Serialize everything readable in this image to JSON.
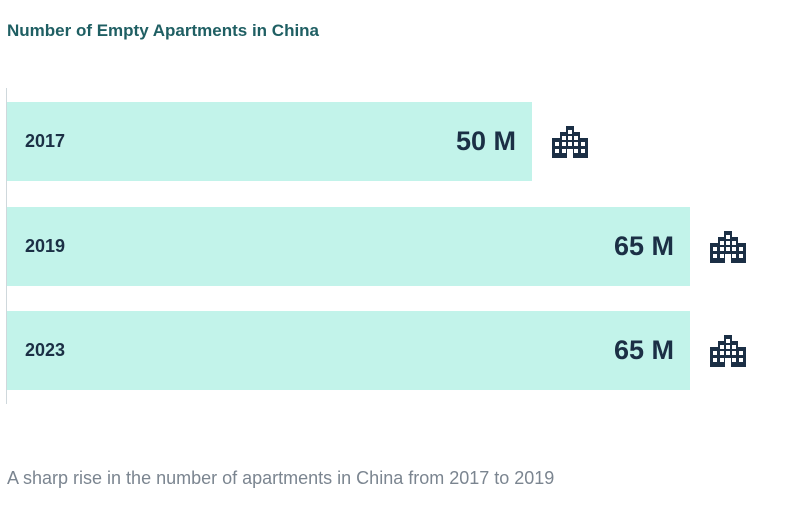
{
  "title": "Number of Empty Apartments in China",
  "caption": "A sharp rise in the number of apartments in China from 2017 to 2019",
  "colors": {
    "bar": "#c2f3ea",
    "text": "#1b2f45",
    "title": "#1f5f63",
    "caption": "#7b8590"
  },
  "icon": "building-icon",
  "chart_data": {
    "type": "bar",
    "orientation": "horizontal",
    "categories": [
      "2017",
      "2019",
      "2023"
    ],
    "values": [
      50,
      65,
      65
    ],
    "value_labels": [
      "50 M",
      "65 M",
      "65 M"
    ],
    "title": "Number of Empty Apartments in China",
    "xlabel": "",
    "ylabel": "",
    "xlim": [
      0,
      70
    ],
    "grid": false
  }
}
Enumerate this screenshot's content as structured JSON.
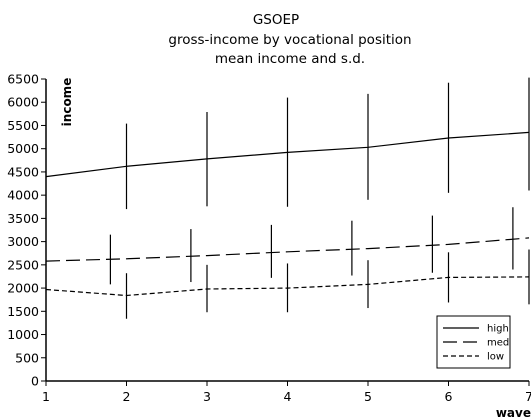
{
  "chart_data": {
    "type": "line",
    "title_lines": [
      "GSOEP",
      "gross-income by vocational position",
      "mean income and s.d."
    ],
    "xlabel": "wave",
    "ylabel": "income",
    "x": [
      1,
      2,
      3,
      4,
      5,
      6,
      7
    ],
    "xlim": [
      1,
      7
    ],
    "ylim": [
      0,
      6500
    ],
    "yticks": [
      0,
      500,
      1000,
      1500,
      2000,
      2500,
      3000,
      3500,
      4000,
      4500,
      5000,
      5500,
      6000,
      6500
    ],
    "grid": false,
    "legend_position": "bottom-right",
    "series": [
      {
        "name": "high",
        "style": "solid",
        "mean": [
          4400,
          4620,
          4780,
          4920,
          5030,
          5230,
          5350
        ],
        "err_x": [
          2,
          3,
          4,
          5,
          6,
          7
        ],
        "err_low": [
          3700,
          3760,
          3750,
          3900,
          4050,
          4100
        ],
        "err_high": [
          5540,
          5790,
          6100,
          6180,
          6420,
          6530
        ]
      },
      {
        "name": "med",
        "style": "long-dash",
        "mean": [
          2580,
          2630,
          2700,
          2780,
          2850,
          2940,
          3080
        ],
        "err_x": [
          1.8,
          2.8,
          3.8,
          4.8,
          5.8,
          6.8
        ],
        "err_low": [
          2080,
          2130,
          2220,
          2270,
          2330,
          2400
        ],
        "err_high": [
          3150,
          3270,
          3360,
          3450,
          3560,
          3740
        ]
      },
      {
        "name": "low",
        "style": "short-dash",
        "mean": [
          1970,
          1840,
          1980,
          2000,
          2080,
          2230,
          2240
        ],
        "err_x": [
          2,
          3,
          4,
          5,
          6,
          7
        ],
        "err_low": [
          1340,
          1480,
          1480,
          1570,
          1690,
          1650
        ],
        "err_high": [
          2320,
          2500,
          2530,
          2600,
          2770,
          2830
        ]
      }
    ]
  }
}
···
Directions: Copy out all lines from the material above that contain the string "JSON".

Completed task:
Serialize everything readable in this image to JSON.
Enumerate this screenshot's content as structured JSON.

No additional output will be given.